[Rows start]

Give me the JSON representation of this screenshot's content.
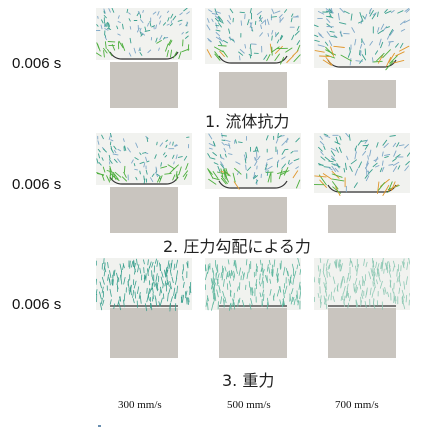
{
  "rows": [
    {
      "time": "0.006 s",
      "caption": "1. 流体抗力",
      "field": "drag"
    },
    {
      "time": "0.006 s",
      "caption": "2. 圧力勾配による力",
      "field": "pressure"
    },
    {
      "time": "0.006 s",
      "caption": "3. 重力",
      "field": "gravity"
    }
  ],
  "speeds": [
    "300 mm/s",
    "500 mm/s",
    "700 mm/s"
  ],
  "colors": {
    "vector_teal": "#3aa08e",
    "vector_blue": "#7fa8c8",
    "vector_green": "#4cae3c",
    "vector_orange": "#e0962a",
    "block_gray": "#c9c5bf",
    "fluid_bg": "#f1f2ef"
  }
}
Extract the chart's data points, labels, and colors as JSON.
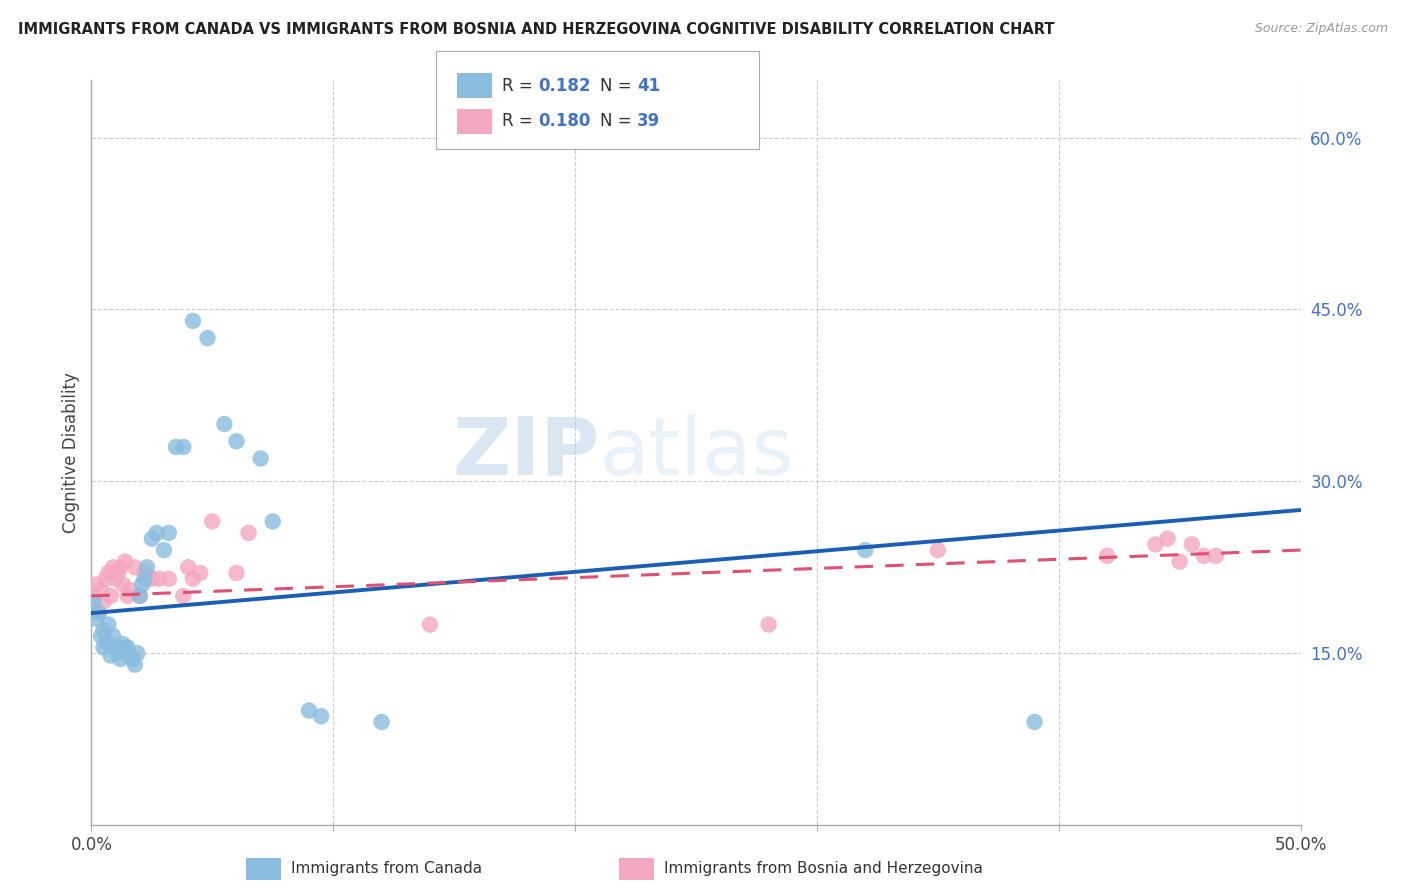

[Rows end]

▶ _Exercise details_
From the entries above, output every line exactly and omit any image.

▶ _Task response_
Give me the JSON representation of this screenshot's content.
{
  "rows": [
    {
      "time": "0.006 s",
      "caption": "1. 流体抗力",
      "field": "drag"
    },
    {
      "time": "0.006 s",
      "caption": "2. 圧力勾配による力",
      "field": "pressure"
    },
    {
      "time": "0.006 s",
      "caption": "3. 重力",
      "field": "gravity"
    }
  ],
  "speeds": [
    "300 mm/s",
    "500 mm/s",
    "700 mm/s"
  ],
  "colors": {
    "vector_teal": "#3aa08e",
    "vector_blue": "#7fa8c8",
    "vector_green": "#4cae3c",
    "vector_orange": "#e0962a",
    "block_gray": "#c9c5bf",
    "fluid_bg": "#f1f2ef"
  }
}
Extract the chart's data points, labels, and colors as JSON.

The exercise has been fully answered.